## Input data
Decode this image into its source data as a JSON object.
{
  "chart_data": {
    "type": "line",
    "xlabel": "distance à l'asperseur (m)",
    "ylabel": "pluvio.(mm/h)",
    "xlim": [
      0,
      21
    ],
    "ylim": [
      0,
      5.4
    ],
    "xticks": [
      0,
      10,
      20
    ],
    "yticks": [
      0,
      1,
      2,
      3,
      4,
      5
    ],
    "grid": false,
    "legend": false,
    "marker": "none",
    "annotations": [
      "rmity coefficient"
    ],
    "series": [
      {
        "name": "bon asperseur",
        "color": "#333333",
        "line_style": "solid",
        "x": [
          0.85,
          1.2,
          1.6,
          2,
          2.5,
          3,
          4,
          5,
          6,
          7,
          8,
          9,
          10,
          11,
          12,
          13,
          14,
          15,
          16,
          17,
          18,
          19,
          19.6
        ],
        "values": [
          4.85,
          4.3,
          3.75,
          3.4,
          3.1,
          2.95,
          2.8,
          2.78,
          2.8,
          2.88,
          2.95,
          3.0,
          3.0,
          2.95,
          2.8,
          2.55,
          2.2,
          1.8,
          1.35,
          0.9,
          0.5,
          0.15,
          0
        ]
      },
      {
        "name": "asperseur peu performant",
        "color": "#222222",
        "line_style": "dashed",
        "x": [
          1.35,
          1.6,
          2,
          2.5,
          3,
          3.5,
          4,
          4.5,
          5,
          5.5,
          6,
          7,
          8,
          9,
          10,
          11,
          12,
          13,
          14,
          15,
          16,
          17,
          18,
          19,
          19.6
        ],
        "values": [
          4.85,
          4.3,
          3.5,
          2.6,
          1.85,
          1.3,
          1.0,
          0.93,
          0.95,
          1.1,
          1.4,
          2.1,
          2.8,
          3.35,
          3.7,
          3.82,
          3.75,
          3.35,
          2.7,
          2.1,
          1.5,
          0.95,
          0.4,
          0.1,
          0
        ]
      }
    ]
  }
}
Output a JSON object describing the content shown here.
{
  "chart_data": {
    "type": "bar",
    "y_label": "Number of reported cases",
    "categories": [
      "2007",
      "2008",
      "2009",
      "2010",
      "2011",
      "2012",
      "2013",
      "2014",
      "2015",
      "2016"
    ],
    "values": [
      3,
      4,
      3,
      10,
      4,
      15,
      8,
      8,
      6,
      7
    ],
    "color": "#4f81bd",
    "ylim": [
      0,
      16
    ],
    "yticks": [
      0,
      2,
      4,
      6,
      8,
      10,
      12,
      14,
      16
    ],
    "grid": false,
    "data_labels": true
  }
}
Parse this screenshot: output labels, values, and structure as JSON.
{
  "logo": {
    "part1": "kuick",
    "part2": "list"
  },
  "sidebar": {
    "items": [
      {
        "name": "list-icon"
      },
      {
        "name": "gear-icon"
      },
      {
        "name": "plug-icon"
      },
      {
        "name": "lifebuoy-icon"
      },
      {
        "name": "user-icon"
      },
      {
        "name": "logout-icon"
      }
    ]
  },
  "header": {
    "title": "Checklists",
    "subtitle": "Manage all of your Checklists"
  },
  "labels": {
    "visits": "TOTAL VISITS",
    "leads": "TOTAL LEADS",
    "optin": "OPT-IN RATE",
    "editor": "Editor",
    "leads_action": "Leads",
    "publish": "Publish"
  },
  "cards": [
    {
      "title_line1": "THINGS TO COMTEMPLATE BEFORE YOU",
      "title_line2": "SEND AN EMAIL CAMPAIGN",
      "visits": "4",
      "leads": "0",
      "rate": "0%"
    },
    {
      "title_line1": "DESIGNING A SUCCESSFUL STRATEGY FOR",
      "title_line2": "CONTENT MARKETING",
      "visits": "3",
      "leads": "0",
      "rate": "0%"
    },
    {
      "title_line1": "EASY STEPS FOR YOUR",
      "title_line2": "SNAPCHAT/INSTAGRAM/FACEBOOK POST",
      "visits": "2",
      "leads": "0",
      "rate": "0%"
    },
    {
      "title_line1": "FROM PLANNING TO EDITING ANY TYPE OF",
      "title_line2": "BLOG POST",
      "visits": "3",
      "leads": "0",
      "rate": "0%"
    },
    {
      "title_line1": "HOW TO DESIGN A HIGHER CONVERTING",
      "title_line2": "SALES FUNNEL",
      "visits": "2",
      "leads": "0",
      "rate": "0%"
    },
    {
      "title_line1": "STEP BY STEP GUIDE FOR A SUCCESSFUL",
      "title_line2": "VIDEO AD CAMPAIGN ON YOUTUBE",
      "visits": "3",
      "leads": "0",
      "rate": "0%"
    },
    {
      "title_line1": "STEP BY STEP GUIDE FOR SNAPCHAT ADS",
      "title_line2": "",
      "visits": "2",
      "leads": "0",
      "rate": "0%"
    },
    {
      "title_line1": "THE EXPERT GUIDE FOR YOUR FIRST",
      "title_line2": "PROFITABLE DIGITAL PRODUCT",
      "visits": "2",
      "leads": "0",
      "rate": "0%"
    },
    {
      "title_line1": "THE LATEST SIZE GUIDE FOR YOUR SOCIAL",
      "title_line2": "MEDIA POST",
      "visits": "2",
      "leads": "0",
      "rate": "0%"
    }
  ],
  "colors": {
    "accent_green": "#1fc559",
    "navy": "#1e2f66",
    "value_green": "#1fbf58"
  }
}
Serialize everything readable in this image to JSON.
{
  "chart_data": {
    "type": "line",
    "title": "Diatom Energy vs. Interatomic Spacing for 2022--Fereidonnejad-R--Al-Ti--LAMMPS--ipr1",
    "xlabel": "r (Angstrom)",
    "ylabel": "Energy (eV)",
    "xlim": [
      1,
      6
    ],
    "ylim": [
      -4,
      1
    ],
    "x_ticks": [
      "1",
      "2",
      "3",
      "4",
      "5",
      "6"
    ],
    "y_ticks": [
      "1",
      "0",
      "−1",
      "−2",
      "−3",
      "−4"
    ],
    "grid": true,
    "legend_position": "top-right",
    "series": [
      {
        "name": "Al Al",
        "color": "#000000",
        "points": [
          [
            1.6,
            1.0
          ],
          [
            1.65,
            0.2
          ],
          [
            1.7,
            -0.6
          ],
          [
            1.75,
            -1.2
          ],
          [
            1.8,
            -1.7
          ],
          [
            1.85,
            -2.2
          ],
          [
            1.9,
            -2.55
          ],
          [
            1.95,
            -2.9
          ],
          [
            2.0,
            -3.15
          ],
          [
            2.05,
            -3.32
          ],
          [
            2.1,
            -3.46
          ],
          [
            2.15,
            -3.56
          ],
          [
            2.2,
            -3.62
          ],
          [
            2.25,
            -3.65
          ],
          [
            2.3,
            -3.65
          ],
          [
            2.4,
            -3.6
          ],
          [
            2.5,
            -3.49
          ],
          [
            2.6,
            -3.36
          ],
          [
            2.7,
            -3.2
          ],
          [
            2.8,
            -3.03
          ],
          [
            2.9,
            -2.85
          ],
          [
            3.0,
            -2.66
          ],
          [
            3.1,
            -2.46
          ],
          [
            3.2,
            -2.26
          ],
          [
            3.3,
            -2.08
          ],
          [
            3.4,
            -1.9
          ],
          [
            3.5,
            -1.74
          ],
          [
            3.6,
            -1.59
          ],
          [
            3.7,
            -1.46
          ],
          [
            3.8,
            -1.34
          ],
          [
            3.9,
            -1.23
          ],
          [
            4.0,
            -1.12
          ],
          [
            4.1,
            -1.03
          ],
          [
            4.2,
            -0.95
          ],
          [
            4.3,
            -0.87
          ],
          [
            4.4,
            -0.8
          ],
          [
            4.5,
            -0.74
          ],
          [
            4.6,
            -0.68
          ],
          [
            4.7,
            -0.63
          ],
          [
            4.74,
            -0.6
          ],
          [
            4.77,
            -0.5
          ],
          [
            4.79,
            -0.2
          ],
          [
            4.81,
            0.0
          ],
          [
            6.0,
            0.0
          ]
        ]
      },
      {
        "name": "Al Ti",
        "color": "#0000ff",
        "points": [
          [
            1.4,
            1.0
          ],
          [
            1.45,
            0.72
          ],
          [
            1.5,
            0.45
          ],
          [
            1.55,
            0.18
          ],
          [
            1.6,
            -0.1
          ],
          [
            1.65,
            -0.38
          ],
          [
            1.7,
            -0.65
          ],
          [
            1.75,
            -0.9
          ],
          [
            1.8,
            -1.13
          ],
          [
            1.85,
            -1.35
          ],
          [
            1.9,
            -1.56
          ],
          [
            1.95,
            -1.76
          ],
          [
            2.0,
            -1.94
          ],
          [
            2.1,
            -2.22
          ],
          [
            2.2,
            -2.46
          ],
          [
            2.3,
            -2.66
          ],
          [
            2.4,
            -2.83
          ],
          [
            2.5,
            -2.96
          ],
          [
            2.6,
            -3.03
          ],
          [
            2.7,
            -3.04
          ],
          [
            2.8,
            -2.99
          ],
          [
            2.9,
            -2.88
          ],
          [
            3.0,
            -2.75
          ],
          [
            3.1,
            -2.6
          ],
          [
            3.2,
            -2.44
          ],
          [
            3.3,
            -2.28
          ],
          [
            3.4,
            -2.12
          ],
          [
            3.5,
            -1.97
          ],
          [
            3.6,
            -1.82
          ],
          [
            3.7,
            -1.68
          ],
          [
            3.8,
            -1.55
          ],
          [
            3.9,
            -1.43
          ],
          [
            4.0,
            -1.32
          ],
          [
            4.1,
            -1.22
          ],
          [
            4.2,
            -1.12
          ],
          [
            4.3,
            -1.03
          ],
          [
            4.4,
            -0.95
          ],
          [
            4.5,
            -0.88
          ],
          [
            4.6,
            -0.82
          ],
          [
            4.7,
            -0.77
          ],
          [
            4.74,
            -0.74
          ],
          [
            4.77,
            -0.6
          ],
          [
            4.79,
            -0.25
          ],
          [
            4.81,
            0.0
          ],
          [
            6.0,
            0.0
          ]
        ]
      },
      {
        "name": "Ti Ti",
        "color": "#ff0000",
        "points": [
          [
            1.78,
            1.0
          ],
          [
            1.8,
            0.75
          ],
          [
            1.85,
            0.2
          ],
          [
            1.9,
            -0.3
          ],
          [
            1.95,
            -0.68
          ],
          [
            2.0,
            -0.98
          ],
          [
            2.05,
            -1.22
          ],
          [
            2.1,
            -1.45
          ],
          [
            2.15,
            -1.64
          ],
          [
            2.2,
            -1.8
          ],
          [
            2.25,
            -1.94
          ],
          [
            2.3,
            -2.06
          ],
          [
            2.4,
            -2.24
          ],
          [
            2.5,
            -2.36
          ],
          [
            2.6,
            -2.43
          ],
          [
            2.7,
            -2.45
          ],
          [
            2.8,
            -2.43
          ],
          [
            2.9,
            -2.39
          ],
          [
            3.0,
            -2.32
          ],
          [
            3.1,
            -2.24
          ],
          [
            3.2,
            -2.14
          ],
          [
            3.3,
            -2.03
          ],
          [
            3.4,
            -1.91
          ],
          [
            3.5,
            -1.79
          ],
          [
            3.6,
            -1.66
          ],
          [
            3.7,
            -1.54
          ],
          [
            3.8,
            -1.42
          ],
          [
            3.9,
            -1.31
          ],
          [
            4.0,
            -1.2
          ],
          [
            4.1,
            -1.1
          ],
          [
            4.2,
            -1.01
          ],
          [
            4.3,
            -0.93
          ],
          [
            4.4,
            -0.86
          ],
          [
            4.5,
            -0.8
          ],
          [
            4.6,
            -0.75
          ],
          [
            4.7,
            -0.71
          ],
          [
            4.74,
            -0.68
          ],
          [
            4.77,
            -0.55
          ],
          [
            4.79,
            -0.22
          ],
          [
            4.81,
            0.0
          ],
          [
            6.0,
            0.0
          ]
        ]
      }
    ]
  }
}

## Stated task
Identify the lines above that contain the word "CAMPAIGN", then copy them.

## Task result
      "title_line2": "SEND AN EMAIL CAMPAIGN",
      "title_line2": "VIDEO AD CAMPAIGN ON YOUTUBE",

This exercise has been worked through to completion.